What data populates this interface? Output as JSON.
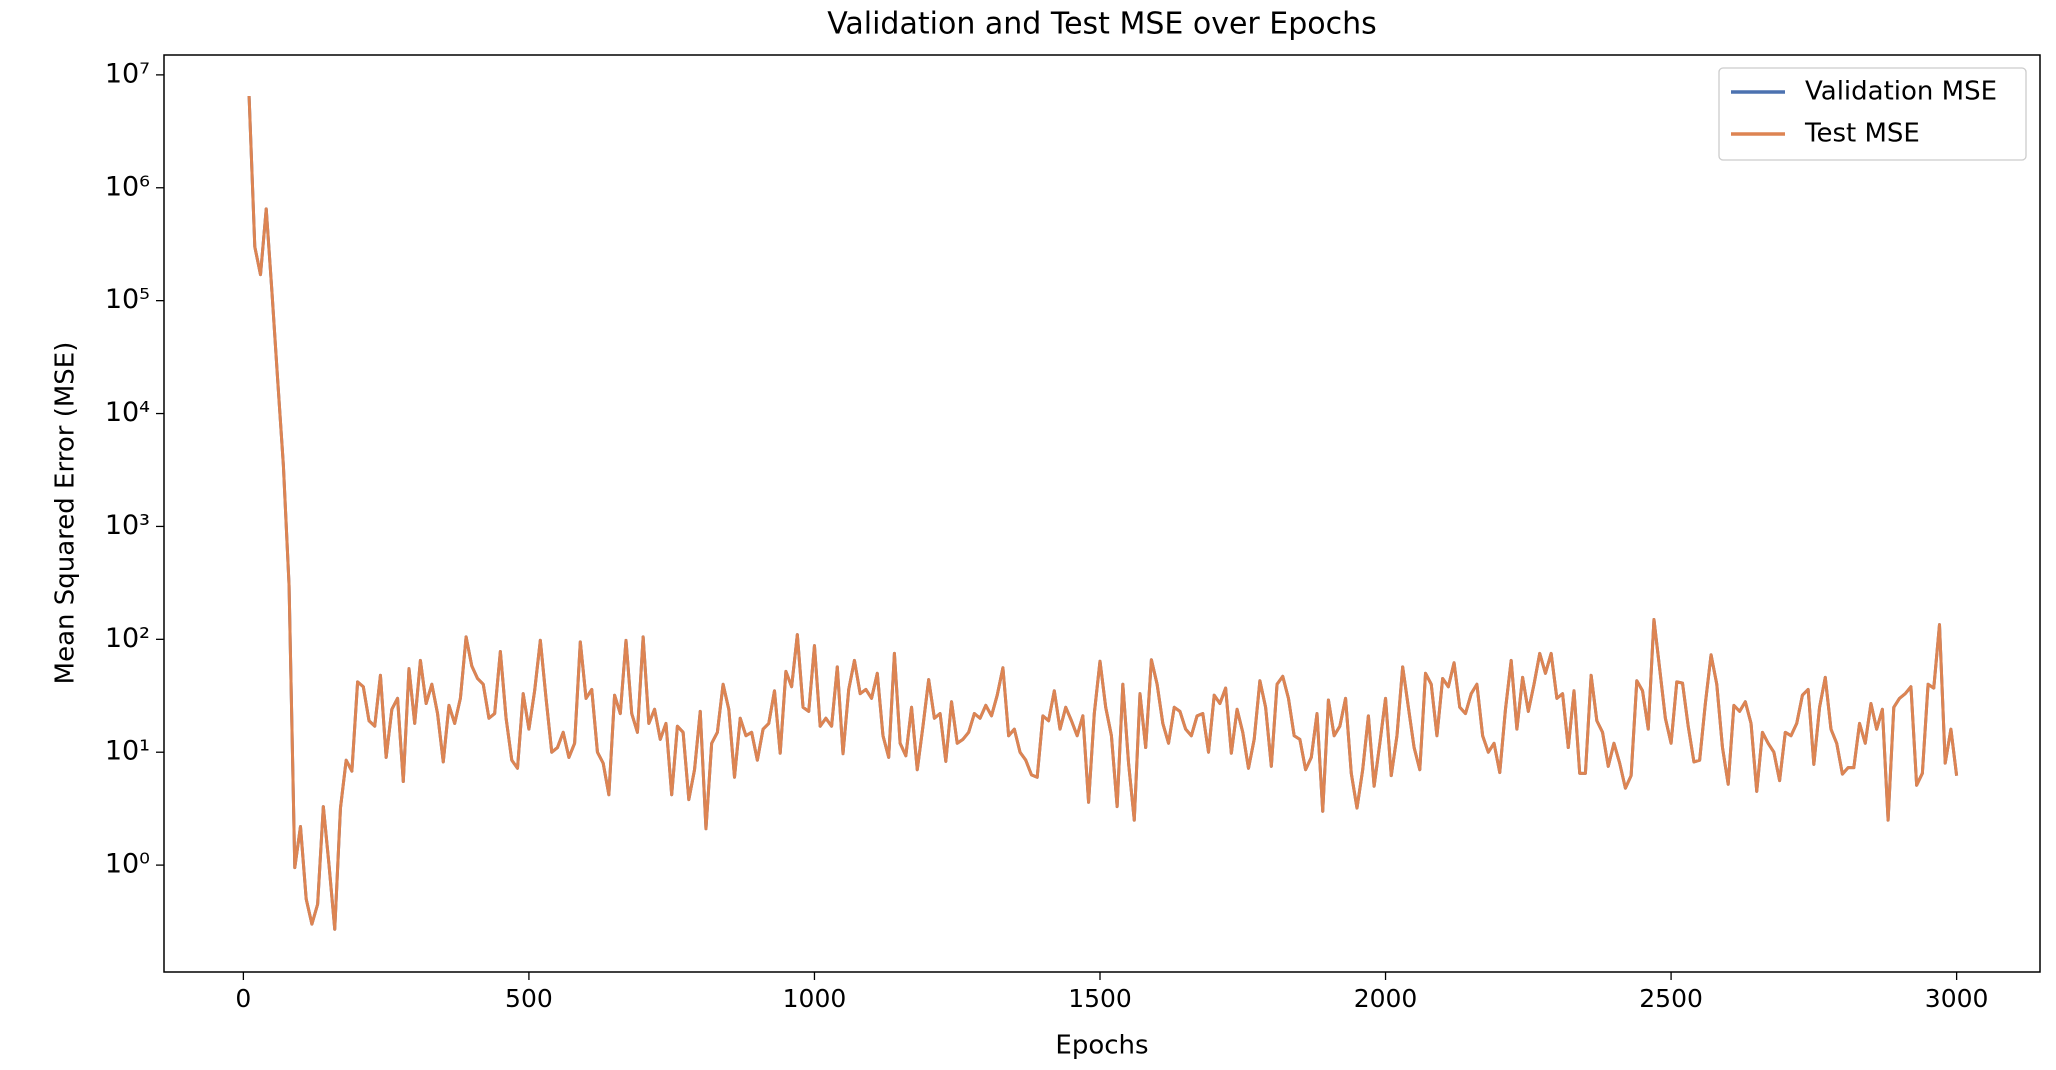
{
  "chart_data": {
    "type": "line",
    "title": "Validation and Test MSE over Epochs",
    "x_label": "Epochs",
    "y_label": "Mean Squared Error (MSE)",
    "log_y": true,
    "grid": false,
    "legend": "upper right",
    "xlim": [
      -139,
      3146
    ],
    "xticks": [
      0,
      500,
      1000,
      1500,
      2000,
      2500,
      3000
    ],
    "ylim": [
      0.113,
      15000000
    ],
    "yticks": [
      {
        "value": 1,
        "label": "10⁰"
      },
      {
        "value": 10,
        "label": "10¹"
      },
      {
        "value": 100,
        "label": "10²"
      },
      {
        "value": 1000,
        "label": "10³"
      },
      {
        "value": 10000,
        "label": "10⁴"
      },
      {
        "value": 100000,
        "label": "10⁵"
      },
      {
        "value": 1000000,
        "label": "10⁶"
      },
      {
        "value": 10000000,
        "label": "10⁷"
      }
    ],
    "x": [
      10,
      20,
      30,
      40,
      50,
      60,
      70,
      80,
      90,
      100,
      110,
      120,
      130,
      140,
      150,
      160,
      170,
      180,
      190,
      200,
      210,
      220,
      230,
      240,
      250,
      260,
      270,
      280,
      290,
      300,
      310,
      320,
      330,
      340,
      350,
      360,
      370,
      380,
      390,
      400,
      410,
      420,
      430,
      440,
      450,
      460,
      470,
      480,
      490,
      500,
      510,
      520,
      530,
      540,
      550,
      560,
      570,
      580,
      590,
      600,
      610,
      620,
      630,
      640,
      650,
      660,
      670,
      680,
      690,
      700,
      710,
      720,
      730,
      740,
      750,
      760,
      770,
      780,
      790,
      800,
      810,
      820,
      830,
      840,
      850,
      860,
      870,
      880,
      890,
      900,
      910,
      920,
      930,
      940,
      950,
      960,
      970,
      980,
      990,
      1000,
      1010,
      1020,
      1030,
      1040,
      1050,
      1060,
      1070,
      1080,
      1090,
      1100,
      1110,
      1120,
      1130,
      1140,
      1150,
      1160,
      1170,
      1180,
      1190,
      1200,
      1210,
      1220,
      1230,
      1240,
      1250,
      1260,
      1270,
      1280,
      1290,
      1300,
      1310,
      1320,
      1330,
      1340,
      1350,
      1360,
      1370,
      1380,
      1390,
      1400,
      1410,
      1420,
      1430,
      1440,
      1450,
      1460,
      1470,
      1480,
      1490,
      1500,
      1510,
      1520,
      1530,
      1540,
      1550,
      1560,
      1570,
      1580,
      1590,
      1600,
      1610,
      1620,
      1630,
      1640,
      1650,
      1660,
      1670,
      1680,
      1690,
      1700,
      1710,
      1720,
      1730,
      1740,
      1750,
      1760,
      1770,
      1780,
      1790,
      1800,
      1810,
      1820,
      1830,
      1840,
      1850,
      1860,
      1870,
      1880,
      1890,
      1900,
      1910,
      1920,
      1930,
      1940,
      1950,
      1960,
      1970,
      1980,
      1990,
      2000,
      2010,
      2020,
      2030,
      2040,
      2050,
      2060,
      2070,
      2080,
      2090,
      2100,
      2110,
      2120,
      2130,
      2140,
      2150,
      2160,
      2170,
      2180,
      2190,
      2200,
      2210,
      2220,
      2230,
      2240,
      2250,
      2260,
      2270,
      2280,
      2290,
      2300,
      2310,
      2320,
      2330,
      2340,
      2350,
      2360,
      2370,
      2380,
      2390,
      2400,
      2410,
      2420,
      2430,
      2440,
      2450,
      2460,
      2470,
      2480,
      2490,
      2500,
      2510,
      2520,
      2530,
      2540,
      2550,
      2560,
      2570,
      2580,
      2590,
      2600,
      2610,
      2620,
      2630,
      2640,
      2650,
      2660,
      2670,
      2680,
      2690,
      2700,
      2710,
      2720,
      2730,
      2740,
      2750,
      2760,
      2770,
      2780,
      2790,
      2800,
      2810,
      2820,
      2830,
      2840,
      2850,
      2860,
      2870,
      2880,
      2890,
      2900,
      2910,
      2920,
      2930,
      2940,
      2950,
      2960,
      2970,
      2980,
      2990,
      3000
    ],
    "series": [
      {
        "name": "Validation MSE",
        "color": "#4c72b0",
        "values": [
          6500000,
          300000,
          170000,
          650000,
          120000,
          20000,
          3500,
          300,
          0.95,
          2.2,
          0.5,
          0.3,
          0.45,
          3.3,
          1.0,
          0.27,
          3.2,
          8.5,
          6.8,
          42,
          38,
          19,
          17,
          48,
          9,
          24,
          30,
          5.5,
          55,
          18,
          65,
          27,
          40,
          22,
          8.2,
          26,
          18,
          30,
          105,
          58,
          45,
          40,
          20,
          22,
          78,
          20,
          8.5,
          7.2,
          33,
          16,
          35,
          98,
          30,
          10,
          11,
          15,
          9,
          12,
          95,
          30,
          36,
          10,
          8,
          4.2,
          32,
          22,
          98,
          22,
          15,
          105,
          18,
          24,
          13,
          18,
          4.2,
          17,
          15,
          3.8,
          7,
          23,
          2.1,
          12,
          15,
          40,
          24,
          6,
          20,
          14,
          15,
          8.5,
          16,
          18,
          35,
          9.8,
          52,
          38,
          110,
          25,
          23,
          88,
          17,
          20,
          17,
          57,
          9.7,
          36,
          65,
          33,
          36,
          30,
          50,
          14,
          9,
          75,
          12,
          9.3,
          25,
          7,
          17,
          44,
          20,
          22,
          8.3,
          28,
          12,
          13,
          15,
          22,
          20,
          26,
          21,
          32,
          56,
          14,
          16,
          10,
          8.5,
          6.3,
          6,
          21,
          19,
          35,
          16,
          25,
          19,
          14,
          21,
          3.6,
          22,
          64,
          25,
          14,
          3.3,
          40,
          8,
          2.5,
          33,
          11,
          66,
          40,
          18,
          12,
          25,
          23,
          16,
          14,
          21,
          22,
          10,
          32,
          27,
          37,
          9.8,
          24,
          15,
          7.2,
          13,
          43,
          25,
          7.5,
          40,
          47,
          30,
          14,
          13,
          7,
          9,
          22,
          3,
          29,
          14,
          17,
          30,
          6.5,
          3.2,
          7,
          21,
          5,
          12,
          30,
          6.2,
          14,
          57,
          25,
          11,
          7,
          50,
          40,
          14,
          45,
          38,
          62,
          25,
          22,
          33,
          40,
          14,
          10,
          12,
          6.6,
          24,
          65,
          16,
          46,
          23,
          40,
          75,
          50,
          75,
          30,
          33,
          11,
          35,
          6.5,
          6.5,
          48,
          19,
          15,
          7.5,
          12,
          8,
          4.8,
          6.2,
          43,
          35,
          16,
          150,
          55,
          20,
          12,
          42,
          41,
          17,
          8.2,
          8.5,
          27,
          73,
          40,
          11,
          5.2,
          26,
          23,
          28,
          18,
          4.5,
          15,
          12,
          10,
          5.6,
          15,
          14,
          18,
          32,
          36,
          7.8,
          25,
          46,
          16,
          12,
          6.4,
          7.3,
          7.3,
          18,
          12,
          27,
          16,
          24,
          2.5,
          25,
          30,
          33,
          38,
          5.1,
          6.5,
          40,
          37,
          135,
          8,
          16,
          6.2
        ]
      },
      {
        "name": "Test MSE",
        "color": "#dd8452",
        "values": [
          6500000,
          300000,
          170000,
          650000,
          120000,
          20000,
          3500,
          300,
          0.95,
          2.2,
          0.5,
          0.3,
          0.45,
          3.3,
          1.0,
          0.27,
          3.2,
          8.5,
          6.8,
          42,
          38,
          19,
          17,
          48,
          9,
          24,
          30,
          5.5,
          55,
          18,
          65,
          27,
          40,
          22,
          8.2,
          26,
          18,
          30,
          105,
          58,
          45,
          40,
          20,
          22,
          78,
          20,
          8.5,
          7.2,
          33,
          16,
          35,
          98,
          30,
          10,
          11,
          15,
          9,
          12,
          95,
          30,
          36,
          10,
          8,
          4.2,
          32,
          22,
          98,
          22,
          15,
          105,
          18,
          24,
          13,
          18,
          4.2,
          17,
          15,
          3.8,
          7,
          23,
          2.1,
          12,
          15,
          40,
          24,
          6,
          20,
          14,
          15,
          8.5,
          16,
          18,
          35,
          9.8,
          52,
          38,
          110,
          25,
          23,
          88,
          17,
          20,
          17,
          57,
          9.7,
          36,
          65,
          33,
          36,
          30,
          50,
          14,
          9,
          75,
          12,
          9.3,
          25,
          7,
          17,
          44,
          20,
          22,
          8.3,
          28,
          12,
          13,
          15,
          22,
          20,
          26,
          21,
          32,
          56,
          14,
          16,
          10,
          8.5,
          6.3,
          6,
          21,
          19,
          35,
          16,
          25,
          19,
          14,
          21,
          3.6,
          22,
          64,
          25,
          14,
          3.3,
          40,
          8,
          2.5,
          33,
          11,
          66,
          40,
          18,
          12,
          25,
          23,
          16,
          14,
          21,
          22,
          10,
          32,
          27,
          37,
          9.8,
          24,
          15,
          7.2,
          13,
          43,
          25,
          7.5,
          40,
          47,
          30,
          14,
          13,
          7,
          9,
          22,
          3,
          29,
          14,
          17,
          30,
          6.5,
          3.2,
          7,
          21,
          5,
          12,
          30,
          6.2,
          14,
          57,
          25,
          11,
          7,
          50,
          40,
          14,
          45,
          38,
          62,
          25,
          22,
          33,
          40,
          14,
          10,
          12,
          6.6,
          24,
          65,
          16,
          46,
          23,
          40,
          75,
          50,
          75,
          30,
          33,
          11,
          35,
          6.5,
          6.5,
          48,
          19,
          15,
          7.5,
          12,
          8,
          4.8,
          6.2,
          43,
          35,
          16,
          150,
          55,
          20,
          12,
          42,
          41,
          17,
          8.2,
          8.5,
          27,
          73,
          40,
          11,
          5.2,
          26,
          23,
          28,
          18,
          4.5,
          15,
          12,
          10,
          5.6,
          15,
          14,
          18,
          32,
          36,
          7.8,
          25,
          46,
          16,
          12,
          6.4,
          7.3,
          7.3,
          18,
          12,
          27,
          16,
          24,
          2.5,
          25,
          30,
          33,
          38,
          5.1,
          6.5,
          40,
          37,
          135,
          8,
          16,
          6.2
        ]
      }
    ]
  }
}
# # # # # # #
## YOUR INSTRUCTIONS:
Using the listing above, show every line that includes the string "Validation".

## EXERCISE SOLUTION:
    "title": "Validation and Test MSE over Epochs",
        "name": "Validation MSE",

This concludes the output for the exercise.